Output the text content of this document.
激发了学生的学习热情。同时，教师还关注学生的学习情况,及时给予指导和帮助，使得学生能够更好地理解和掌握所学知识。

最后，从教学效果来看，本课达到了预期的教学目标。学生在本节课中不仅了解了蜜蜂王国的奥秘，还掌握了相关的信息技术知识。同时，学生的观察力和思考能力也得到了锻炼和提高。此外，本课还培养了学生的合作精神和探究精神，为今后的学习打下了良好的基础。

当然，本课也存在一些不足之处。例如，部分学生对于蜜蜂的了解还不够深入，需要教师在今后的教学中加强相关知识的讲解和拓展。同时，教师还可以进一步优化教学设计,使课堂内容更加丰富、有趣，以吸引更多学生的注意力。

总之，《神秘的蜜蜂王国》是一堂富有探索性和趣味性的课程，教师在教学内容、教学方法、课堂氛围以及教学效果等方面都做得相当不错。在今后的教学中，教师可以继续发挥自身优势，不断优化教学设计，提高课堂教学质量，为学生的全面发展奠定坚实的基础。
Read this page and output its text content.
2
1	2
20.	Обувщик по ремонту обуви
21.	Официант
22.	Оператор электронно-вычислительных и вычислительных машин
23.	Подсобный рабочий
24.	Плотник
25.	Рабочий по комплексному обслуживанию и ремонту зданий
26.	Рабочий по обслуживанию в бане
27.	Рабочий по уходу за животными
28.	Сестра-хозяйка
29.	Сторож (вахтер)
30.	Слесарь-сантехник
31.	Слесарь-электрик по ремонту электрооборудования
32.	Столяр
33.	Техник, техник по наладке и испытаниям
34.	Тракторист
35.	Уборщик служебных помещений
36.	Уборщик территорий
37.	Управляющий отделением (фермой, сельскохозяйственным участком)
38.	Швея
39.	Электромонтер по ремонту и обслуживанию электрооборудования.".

# [Task directions]
Repeat the material from above exactly, word for word.

# [Task solution]
Output the text content of this document.
激发了学生的学习热情。同时，教师还关注学生的学习情况,及时给予指导和帮助，使得学生能够更好地理解和掌握所学知识。

最后，从教学效果来看，本课达到了预期的教学目标。学生在本节课中不仅了解了蜜蜂王国的奥秘，还掌握了相关的信息技术知识。同时，学生的观察力和思考能力也得到了锻炼和提高。此外，本课还培养了学生的合作精神和探究精神，为今后的学习打下了良好的基础。

当然，本课也存在一些不足之处。例如，部分学生对于蜜蜂的了解还不够深入，需要教师在今后的教学中加强相关知识的讲解和拓展。同时，教师还可以进一步优化教学设计,使课堂内容更加丰富、有趣，以吸引更多学生的注意力。

总之，《神秘的蜜蜂王国》是一堂富有探索性和趣味性的课程，教师在教学内容、教学方法、课堂氛围以及教学效果等方面都做得相当不错。在今后的教学中，教师可以继续发挥自身优势，不断优化教学设计，提高课堂教学质量，为学生的全面发展奠定坚实的基础。
Read this page and output its text content.
2
1	2
20.	Обувщик по ремонту обуви
21.	Официант
22.	Оператор электронно-вычислительных и вычислительных машин
23.	Подсобный рабочий
24.	Плотник
25.	Рабочий по комплексному обслуживанию и ремонту зданий
26.	Рабочий по обслуживанию в бане
27.	Рабочий по уходу за животными
28.	Сестра-хозяйка
29.	Сторож (вахтер)
30.	Слесарь-сантехник
31.	Слесарь-электрик по ремонту электрооборудования
32.	Столяр
33.	Техник, техник по наладке и испытаниям
34.	Тракторист
35.	Уборщик служебных помещений
36.	Уборщик территорий
37.	Управляющий отделением (фермой, сельскохозяйственным участком)
38.	Швея
39.	Электромонтер по ремонту и обслуживанию электрооборудования.".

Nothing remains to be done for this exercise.